Retype the full set of records. Keep every character identical.

Extracted data entries:
★ ★ ★ ★ ★ ★ ★
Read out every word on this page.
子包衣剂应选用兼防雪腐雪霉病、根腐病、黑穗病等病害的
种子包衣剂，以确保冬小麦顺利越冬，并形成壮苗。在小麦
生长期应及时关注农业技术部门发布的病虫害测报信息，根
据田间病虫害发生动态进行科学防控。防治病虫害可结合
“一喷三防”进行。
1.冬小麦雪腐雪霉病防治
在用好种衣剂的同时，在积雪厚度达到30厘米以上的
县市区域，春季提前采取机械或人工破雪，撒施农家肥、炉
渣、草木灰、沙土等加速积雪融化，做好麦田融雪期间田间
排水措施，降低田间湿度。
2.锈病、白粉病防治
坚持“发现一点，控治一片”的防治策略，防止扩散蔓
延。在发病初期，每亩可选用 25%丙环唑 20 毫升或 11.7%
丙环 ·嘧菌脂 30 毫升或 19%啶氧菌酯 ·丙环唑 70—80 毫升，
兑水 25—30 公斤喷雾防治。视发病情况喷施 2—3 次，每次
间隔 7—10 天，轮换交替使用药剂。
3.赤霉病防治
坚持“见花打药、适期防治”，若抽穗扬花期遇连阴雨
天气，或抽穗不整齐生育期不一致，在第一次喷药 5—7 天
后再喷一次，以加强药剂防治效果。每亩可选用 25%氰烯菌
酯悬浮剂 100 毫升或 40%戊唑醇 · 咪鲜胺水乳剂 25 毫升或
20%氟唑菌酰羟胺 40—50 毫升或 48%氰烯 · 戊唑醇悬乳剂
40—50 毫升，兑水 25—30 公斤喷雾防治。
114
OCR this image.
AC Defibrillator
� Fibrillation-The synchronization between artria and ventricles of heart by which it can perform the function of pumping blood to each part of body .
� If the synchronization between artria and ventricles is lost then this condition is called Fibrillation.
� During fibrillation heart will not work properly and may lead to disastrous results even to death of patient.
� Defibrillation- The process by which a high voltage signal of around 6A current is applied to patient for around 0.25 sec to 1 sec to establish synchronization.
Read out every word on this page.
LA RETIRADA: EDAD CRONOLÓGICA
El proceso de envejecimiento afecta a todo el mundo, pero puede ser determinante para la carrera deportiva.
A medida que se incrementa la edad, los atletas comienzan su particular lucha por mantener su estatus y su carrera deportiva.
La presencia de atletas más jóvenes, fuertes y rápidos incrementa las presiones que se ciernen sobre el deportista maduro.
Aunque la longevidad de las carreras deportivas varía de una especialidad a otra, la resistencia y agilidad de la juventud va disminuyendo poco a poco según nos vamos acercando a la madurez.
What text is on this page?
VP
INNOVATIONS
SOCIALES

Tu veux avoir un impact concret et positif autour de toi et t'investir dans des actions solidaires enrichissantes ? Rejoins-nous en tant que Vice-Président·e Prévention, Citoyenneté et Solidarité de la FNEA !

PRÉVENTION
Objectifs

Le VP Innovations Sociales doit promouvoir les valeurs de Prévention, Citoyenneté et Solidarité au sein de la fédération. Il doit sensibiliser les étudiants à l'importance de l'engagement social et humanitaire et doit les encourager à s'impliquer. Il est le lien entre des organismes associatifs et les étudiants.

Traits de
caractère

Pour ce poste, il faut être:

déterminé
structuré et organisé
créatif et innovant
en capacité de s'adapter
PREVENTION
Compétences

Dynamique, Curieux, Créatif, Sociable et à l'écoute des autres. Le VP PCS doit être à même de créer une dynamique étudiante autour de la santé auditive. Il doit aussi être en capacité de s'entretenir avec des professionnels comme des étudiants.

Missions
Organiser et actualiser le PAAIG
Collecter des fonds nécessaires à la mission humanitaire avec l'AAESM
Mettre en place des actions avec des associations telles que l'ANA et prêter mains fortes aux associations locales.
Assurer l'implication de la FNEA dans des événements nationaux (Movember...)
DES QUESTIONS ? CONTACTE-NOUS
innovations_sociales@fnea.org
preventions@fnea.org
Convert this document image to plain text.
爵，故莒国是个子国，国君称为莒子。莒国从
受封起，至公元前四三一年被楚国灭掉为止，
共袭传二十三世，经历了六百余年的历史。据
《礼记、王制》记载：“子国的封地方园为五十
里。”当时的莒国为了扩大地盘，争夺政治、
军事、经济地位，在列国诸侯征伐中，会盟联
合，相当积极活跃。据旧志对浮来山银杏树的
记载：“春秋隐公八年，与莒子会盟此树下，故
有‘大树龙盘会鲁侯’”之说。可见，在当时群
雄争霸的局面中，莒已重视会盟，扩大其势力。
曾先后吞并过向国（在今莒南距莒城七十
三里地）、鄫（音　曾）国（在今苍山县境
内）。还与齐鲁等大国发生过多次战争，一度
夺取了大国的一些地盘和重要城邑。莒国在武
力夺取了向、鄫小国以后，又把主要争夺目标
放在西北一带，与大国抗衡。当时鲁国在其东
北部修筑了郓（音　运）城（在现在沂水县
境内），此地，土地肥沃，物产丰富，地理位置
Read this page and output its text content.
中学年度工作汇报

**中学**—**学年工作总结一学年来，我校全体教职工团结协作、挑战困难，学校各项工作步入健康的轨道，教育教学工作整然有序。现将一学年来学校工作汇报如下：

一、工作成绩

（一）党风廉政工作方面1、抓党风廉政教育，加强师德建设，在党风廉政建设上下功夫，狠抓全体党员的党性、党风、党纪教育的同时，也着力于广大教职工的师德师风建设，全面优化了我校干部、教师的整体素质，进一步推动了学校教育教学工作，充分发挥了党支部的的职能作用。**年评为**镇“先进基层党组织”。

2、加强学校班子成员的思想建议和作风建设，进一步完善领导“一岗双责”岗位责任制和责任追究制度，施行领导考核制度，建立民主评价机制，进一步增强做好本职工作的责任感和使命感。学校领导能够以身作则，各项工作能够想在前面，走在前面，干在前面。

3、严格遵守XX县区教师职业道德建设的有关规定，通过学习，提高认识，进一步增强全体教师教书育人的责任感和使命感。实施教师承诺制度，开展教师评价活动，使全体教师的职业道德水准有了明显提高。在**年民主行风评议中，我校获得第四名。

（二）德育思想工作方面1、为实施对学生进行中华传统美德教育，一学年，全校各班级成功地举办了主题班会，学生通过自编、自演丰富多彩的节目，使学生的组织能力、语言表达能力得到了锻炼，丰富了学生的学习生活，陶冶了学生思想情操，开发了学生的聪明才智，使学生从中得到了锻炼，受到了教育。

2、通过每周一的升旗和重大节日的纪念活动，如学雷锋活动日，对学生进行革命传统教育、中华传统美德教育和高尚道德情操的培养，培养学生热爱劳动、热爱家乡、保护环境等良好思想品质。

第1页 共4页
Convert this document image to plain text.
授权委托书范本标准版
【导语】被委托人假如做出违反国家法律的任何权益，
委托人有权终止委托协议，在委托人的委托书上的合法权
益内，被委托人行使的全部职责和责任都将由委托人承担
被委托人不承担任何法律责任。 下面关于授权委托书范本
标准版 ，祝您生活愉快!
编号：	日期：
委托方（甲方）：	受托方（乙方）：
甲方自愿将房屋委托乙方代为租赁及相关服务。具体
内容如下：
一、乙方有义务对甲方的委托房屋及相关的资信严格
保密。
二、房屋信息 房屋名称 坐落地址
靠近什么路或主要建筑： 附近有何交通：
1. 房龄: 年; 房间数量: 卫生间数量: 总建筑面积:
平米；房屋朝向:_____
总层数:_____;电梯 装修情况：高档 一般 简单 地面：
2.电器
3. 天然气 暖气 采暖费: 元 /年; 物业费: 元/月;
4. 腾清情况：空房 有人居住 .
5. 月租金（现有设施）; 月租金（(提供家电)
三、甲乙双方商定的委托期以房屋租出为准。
★ ★ ★ ★ ★ ★ ★
COMPLETED TASK:
Read out every word on this page.
子包衣剂应选用兼防雪腐雪霉病、根腐病、黑穗病等病害的
种子包衣剂，以确保冬小麦顺利越冬，并形成壮苗。在小麦
生长期应及时关注农业技术部门发布的病虫害测报信息，根
据田间病虫害发生动态进行科学防控。防治病虫害可结合
“一喷三防”进行。
1.冬小麦雪腐雪霉病防治
在用好种衣剂的同时，在积雪厚度达到30厘米以上的
县市区域，春季提前采取机械或人工破雪，撒施农家肥、炉
渣、草木灰、沙土等加速积雪融化，做好麦田融雪期间田间
排水措施，降低田间湿度。
2.锈病、白粉病防治
坚持“发现一点，控治一片”的防治策略，防止扩散蔓
延。在发病初期，每亩可选用 25%丙环唑 20 毫升或 11.7%
丙环 ·嘧菌脂 30 毫升或 19%啶氧菌酯 ·丙环唑 70—80 毫升，
兑水 25—30 公斤喷雾防治。视发病情况喷施 2—3 次，每次
间隔 7—10 天，轮换交替使用药剂。
3.赤霉病防治
坚持“见花打药、适期防治”，若抽穗扬花期遇连阴雨
天气，或抽穗不整齐生育期不一致，在第一次喷药 5—7 天
后再喷一次，以加强药剂防治效果。每亩可选用 25%氰烯菌
酯悬浮剂 100 毫升或 40%戊唑醇 · 咪鲜胺水乳剂 25 毫升或
20%氟唑菌酰羟胺 40—50 毫升或 48%氰烯 · 戊唑醇悬乳剂
40—50 毫升，兑水 25—30 公斤喷雾防治。
114
OCR this image.
AC Defibrillator
� Fibrillation-The synchronization between artria and ventricles of heart by which it can perform the function of pumping blood to each part of body .
� If the synchronization between artria and ventricles is lost then this condition is called Fibrillation.
� During fibrillation heart will not work properly and may lead to disastrous results even to death of patient.
� Defibrillation- The process by which a high voltage signal of around 6A current is applied to patient for around 0.25 sec to 1 sec to establish synchronization.
Read out every word on this page.
LA RETIRADA: EDAD CRONOLÓGICA
El proceso de envejecimiento afecta a todo el mundo, pero puede ser determinante para la carrera deportiva.
A medida que se incrementa la edad, los atletas comienzan su particular lucha por mantener su estatus y su carrera deportiva.
La presencia de atletas más jóvenes, fuertes y rápidos incrementa las presiones que se ciernen sobre el deportista maduro.
Aunque la longevidad de las carreras deportivas varía de una especialidad a otra, la resistencia y agilidad de la juventud va disminuyendo poco a poco según nos vamos acercando a la madurez.
What text is on this page?
VP
INNOVATIONS
SOCIALES

Tu veux avoir un impact concret et positif autour de toi et t'investir dans des actions solidaires enrichissantes ? Rejoins-nous en tant que Vice-Président·e Prévention, Citoyenneté et Solidarité de la FNEA !

PRÉVENTION
Objectifs

Le VP Innovations Sociales doit promouvoir les valeurs de Prévention, Citoyenneté et Solidarité au sein de la fédération. Il doit sensibiliser les étudiants à l'importance de l'engagement social et humanitaire et doit les encourager à s'impliquer. Il est le lien entre des organismes associatifs et les étudiants.

Traits de
caractère

Pour ce poste, il faut être:

déterminé
structuré et organisé
créatif et innovant
en capacité de s'adapter
PREVENTION
Compétences

Dynamique, Curieux, Créatif, Sociable et à l'écoute des autres. Le VP PCS doit être à même de créer une dynamique étudiante autour de la santé auditive. Il doit aussi être en capacité de s'entretenir avec des professionnels comme des étudiants.

Missions
Organiser et actualiser le PAAIG
Collecter des fonds nécessaires à la mission humanitaire avec l'AAESM
Mettre en place des actions avec des associations telles que l'ANA et prêter mains fortes aux associations locales.
Assurer l'implication de la FNEA dans des événements nationaux (Movember...)
DES QUESTIONS ? CONTACTE-NOUS
innovations_sociales@fnea.org
preventions@fnea.org
Convert this document image to plain text.
爵，故莒国是个子国，国君称为莒子。莒国从
受封起，至公元前四三一年被楚国灭掉为止，
共袭传二十三世，经历了六百余年的历史。据
《礼记、王制》记载：“子国的封地方园为五十
里。”当时的莒国为了扩大地盘，争夺政治、
军事、经济地位，在列国诸侯征伐中，会盟联
合，相当积极活跃。据旧志对浮来山银杏树的
记载：“春秋隐公八年，与莒子会盟此树下，故
有‘大树龙盘会鲁侯’”之说。可见，在当时群
雄争霸的局面中，莒已重视会盟，扩大其势力。
曾先后吞并过向国（在今莒南距莒城七十
三里地）、鄫（音　曾）国（在今苍山县境
内）。还与齐鲁等大国发生过多次战争，一度
夺取了大国的一些地盘和重要城邑。莒国在武
力夺取了向、鄫小国以后，又把主要争夺目标
放在西北一带，与大国抗衡。当时鲁国在其东
北部修筑了郓（音　运）城（在现在沂水县
境内），此地，土地肥沃，物产丰富，地理位置
Read this page and output its text content.
中学年度工作汇报

**中学**—**学年工作总结一学年来，我校全体教职工团结协作、挑战困难，学校各项工作步入健康的轨道，教育教学工作整然有序。现将一学年来学校工作汇报如下：

一、工作成绩

（一）党风廉政工作方面1、抓党风廉政教育，加强师德建设，在党风廉政建设上下功夫，狠抓全体党员的党性、党风、党纪教育的同时，也着力于广大教职工的师德师风建设，全面优化了我校干部、教师的整体素质，进一步推动了学校教育教学工作，充分发挥了党支部的的职能作用。**年评为**镇“先进基层党组织”。

2、加强学校班子成员的思想建议和作风建设，进一步完善领导“一岗双责”岗位责任制和责任追究制度，施行领导考核制度，建立民主评价机制，进一步增强做好本职工作的责任感和使命感。学校领导能够以身作则，各项工作能够想在前面，走在前面，干在前面。

3、严格遵守XX县区教师职业道德建设的有关规定，通过学习，提高认识，进一步增强全体教师教书育人的责任感和使命感。实施教师承诺制度，开展教师评价活动，使全体教师的职业道德水准有了明显提高。在**年民主行风评议中，我校获得第四名。

（二）德育思想工作方面1、为实施对学生进行中华传统美德教育，一学年，全校各班级成功地举办了主题班会，学生通过自编、自演丰富多彩的节目，使学生的组织能力、语言表达能力得到了锻炼，丰富了学生的学习生活，陶冶了学生思想情操，开发了学生的聪明才智，使学生从中得到了锻炼，受到了教育。

2、通过每周一的升旗和重大节日的纪念活动，如学雷锋活动日，对学生进行革命传统教育、中华传统美德教育和高尚道德情操的培养，培养学生热爱劳动、热爱家乡、保护环境等良好思想品质。

第1页 共4页
Convert this document image to plain text.
授权委托书范本标准版
【导语】被委托人假如做出违反国家法律的任何权益，
委托人有权终止委托协议，在委托人的委托书上的合法权
益内，被委托人行使的全部职责和责任都将由委托人承担
被委托人不承担任何法律责任。 下面关于授权委托书范本
标准版 ，祝您生活愉快!
编号：	日期：
委托方（甲方）：	受托方（乙方）：
甲方自愿将房屋委托乙方代为租赁及相关服务。具体
内容如下：
一、乙方有义务对甲方的委托房屋及相关的资信严格
保密。
二、房屋信息 房屋名称 坐落地址
靠近什么路或主要建筑： 附近有何交通：
1. 房龄: 年; 房间数量: 卫生间数量: 总建筑面积:
平米；房屋朝向:_____
总层数:_____;电梯 装修情况：高档 一般 简单 地面：
2.电器
3. 天然气 暖气 采暖费: 元 /年; 物业费: 元/月;
4. 腾清情况：空房 有人居住 .
5. 月租金（现有设施）; 月租金（(提供家电)
三、甲乙双方商定的委托期以房屋租出为准。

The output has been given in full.